GOAL OF THE EXERCISE
Copy every line from the data below in which the string "subtitle" can be found.

(Chart and figure data)
— Begin —

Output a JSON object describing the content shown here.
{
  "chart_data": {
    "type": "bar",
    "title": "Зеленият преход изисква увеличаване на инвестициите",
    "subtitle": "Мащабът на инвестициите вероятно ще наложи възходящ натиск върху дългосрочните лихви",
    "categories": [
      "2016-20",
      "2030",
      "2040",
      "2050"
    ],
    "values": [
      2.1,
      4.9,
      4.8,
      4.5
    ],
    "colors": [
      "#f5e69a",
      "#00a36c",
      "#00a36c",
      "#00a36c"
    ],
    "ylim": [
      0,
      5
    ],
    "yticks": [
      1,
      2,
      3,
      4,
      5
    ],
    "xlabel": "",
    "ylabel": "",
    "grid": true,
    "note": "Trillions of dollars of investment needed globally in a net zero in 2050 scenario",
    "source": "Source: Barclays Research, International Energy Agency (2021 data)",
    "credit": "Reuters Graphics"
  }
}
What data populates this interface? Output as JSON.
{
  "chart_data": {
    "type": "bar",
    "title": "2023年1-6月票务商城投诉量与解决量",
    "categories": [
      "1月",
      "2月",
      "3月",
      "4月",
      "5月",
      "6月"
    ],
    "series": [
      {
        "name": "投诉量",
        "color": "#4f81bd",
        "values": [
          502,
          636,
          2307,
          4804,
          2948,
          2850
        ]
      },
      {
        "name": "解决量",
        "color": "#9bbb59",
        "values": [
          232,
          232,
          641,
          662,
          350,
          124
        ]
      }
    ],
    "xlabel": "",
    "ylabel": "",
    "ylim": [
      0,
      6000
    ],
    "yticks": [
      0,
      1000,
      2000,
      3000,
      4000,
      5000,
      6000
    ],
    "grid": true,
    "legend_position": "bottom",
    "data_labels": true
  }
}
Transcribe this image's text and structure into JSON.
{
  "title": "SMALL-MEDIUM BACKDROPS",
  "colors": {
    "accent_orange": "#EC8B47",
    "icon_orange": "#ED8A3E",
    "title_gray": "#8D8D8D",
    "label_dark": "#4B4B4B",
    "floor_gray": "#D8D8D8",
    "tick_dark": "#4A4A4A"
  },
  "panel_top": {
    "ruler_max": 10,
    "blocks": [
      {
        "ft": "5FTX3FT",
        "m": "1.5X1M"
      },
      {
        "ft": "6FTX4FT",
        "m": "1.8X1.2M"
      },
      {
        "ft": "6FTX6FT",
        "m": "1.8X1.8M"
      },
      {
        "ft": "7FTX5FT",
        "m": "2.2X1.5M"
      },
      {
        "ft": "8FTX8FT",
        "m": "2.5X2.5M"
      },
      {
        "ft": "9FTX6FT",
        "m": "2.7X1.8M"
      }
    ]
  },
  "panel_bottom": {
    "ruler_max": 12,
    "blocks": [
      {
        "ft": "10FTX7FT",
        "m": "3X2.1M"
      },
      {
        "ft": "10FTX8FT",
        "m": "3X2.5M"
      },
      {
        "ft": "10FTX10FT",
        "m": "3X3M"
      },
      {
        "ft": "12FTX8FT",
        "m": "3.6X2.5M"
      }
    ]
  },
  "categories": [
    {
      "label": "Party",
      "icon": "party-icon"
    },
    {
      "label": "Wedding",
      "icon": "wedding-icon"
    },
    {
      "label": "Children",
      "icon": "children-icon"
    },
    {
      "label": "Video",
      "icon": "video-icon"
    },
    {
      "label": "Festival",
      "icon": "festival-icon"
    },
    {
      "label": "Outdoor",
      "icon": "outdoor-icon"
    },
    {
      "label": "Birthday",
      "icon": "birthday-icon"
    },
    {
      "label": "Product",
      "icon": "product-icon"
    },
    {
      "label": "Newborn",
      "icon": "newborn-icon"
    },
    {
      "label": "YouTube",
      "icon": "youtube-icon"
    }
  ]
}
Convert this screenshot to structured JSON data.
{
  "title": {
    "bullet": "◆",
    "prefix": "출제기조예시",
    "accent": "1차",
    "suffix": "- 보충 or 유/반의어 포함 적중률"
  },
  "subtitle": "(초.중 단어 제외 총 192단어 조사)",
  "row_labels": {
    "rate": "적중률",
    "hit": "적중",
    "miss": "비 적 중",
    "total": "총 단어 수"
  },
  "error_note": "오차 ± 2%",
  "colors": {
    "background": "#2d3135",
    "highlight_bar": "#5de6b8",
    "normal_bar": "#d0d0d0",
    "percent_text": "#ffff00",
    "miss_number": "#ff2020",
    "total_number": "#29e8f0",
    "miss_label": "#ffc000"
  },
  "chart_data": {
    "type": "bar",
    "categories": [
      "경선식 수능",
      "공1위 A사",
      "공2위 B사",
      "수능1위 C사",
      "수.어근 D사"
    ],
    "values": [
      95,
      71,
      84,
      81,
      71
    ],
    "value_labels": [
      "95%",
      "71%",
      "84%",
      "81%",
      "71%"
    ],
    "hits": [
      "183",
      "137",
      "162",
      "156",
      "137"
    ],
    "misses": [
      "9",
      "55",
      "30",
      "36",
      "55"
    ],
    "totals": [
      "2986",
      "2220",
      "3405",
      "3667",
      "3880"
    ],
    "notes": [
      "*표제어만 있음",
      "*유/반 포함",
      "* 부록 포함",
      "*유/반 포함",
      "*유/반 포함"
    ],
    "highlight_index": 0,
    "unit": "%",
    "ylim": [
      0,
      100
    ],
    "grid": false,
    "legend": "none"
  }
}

— End —

COMPLETE RESPONSE
    "subtitle": "Мащабът на инвестициите вероятно ще наложи възходящ натиск върху дългосрочните лихви",
  "subtitle": "(초.중 단어 제외 총 192단어 조사)",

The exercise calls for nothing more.